▶ Extracted records
────────────────
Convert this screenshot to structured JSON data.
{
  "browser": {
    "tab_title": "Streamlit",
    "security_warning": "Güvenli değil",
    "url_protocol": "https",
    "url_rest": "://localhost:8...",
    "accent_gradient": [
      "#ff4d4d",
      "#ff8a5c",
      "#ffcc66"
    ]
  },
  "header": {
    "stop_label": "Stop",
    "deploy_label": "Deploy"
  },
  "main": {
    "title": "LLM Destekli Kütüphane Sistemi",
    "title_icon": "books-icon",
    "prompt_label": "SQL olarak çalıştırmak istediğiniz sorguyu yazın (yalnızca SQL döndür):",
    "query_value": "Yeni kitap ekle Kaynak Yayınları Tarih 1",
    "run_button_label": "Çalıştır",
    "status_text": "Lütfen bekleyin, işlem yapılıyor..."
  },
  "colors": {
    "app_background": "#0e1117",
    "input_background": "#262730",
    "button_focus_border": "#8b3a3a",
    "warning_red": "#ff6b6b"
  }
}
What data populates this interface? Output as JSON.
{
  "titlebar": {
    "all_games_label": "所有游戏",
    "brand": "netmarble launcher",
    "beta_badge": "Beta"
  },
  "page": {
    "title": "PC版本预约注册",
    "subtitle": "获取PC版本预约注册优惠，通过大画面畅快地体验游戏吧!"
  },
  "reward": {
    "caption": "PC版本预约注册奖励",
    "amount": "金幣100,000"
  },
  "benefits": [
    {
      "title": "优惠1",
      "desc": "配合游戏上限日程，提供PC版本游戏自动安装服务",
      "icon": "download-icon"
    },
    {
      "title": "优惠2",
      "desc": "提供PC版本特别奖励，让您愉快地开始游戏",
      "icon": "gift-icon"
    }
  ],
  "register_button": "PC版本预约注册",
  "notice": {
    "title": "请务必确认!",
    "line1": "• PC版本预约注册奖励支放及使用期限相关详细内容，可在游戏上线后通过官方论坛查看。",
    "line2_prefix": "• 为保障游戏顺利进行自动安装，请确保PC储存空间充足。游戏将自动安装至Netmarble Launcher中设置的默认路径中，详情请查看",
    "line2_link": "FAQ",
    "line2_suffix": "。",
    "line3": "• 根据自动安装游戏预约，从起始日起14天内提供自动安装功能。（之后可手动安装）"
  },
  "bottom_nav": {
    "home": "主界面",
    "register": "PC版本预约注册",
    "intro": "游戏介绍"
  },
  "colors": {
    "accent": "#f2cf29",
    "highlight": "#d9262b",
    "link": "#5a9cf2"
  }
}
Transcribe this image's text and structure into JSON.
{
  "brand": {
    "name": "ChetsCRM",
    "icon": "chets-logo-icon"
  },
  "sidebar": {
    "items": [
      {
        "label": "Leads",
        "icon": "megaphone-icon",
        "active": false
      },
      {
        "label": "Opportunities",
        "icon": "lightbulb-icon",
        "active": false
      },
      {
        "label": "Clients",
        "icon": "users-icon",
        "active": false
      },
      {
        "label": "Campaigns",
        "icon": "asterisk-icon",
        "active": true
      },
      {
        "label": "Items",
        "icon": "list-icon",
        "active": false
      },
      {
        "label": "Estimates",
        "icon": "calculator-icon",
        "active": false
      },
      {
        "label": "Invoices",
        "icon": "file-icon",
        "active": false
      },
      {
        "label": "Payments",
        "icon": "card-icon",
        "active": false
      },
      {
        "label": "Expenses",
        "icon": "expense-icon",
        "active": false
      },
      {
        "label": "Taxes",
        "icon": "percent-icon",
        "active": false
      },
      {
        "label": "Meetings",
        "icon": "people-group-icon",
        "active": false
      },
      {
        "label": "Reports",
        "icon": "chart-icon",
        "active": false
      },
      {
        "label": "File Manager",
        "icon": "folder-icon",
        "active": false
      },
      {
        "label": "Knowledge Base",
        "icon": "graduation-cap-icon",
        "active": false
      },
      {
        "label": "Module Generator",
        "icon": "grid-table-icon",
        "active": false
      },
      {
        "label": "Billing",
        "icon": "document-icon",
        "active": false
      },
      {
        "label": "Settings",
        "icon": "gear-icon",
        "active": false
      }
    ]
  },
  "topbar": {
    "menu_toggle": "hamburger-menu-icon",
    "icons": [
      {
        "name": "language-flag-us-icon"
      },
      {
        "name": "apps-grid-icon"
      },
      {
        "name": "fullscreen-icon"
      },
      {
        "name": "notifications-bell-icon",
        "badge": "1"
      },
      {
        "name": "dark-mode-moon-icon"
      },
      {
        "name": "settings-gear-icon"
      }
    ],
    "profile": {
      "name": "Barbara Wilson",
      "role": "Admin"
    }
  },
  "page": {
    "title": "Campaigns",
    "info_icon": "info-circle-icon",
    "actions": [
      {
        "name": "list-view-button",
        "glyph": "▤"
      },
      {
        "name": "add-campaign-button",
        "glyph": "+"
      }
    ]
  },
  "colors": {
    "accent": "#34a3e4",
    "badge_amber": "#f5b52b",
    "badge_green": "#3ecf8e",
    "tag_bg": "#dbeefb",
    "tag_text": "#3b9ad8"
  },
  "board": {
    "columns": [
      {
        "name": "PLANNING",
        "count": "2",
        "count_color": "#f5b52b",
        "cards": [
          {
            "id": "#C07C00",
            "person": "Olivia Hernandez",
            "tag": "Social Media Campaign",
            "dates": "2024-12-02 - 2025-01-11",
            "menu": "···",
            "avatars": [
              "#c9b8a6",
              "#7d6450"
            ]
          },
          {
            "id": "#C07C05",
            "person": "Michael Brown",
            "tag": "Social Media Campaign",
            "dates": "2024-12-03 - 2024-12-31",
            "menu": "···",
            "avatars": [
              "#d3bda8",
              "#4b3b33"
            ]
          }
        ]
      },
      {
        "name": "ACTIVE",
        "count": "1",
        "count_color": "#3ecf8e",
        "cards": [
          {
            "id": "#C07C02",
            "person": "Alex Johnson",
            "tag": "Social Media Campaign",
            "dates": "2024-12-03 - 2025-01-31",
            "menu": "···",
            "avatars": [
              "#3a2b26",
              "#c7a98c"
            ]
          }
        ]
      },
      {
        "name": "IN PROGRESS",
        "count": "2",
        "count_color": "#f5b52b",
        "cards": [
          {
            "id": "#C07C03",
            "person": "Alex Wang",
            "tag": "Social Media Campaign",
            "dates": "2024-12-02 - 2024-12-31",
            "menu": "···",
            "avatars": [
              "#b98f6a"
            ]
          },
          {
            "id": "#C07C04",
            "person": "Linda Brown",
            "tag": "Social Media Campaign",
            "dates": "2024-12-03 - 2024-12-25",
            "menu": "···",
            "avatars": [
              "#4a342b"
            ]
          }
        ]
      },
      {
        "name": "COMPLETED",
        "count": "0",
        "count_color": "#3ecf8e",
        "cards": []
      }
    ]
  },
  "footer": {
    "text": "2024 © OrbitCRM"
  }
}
────────────────
▶ TASK DETAILS
Where a line in the material contains "gear", copy that line.

▶ THE OUTPUT
        "icon": "gear-icon",
        "name": "settings-gear-icon"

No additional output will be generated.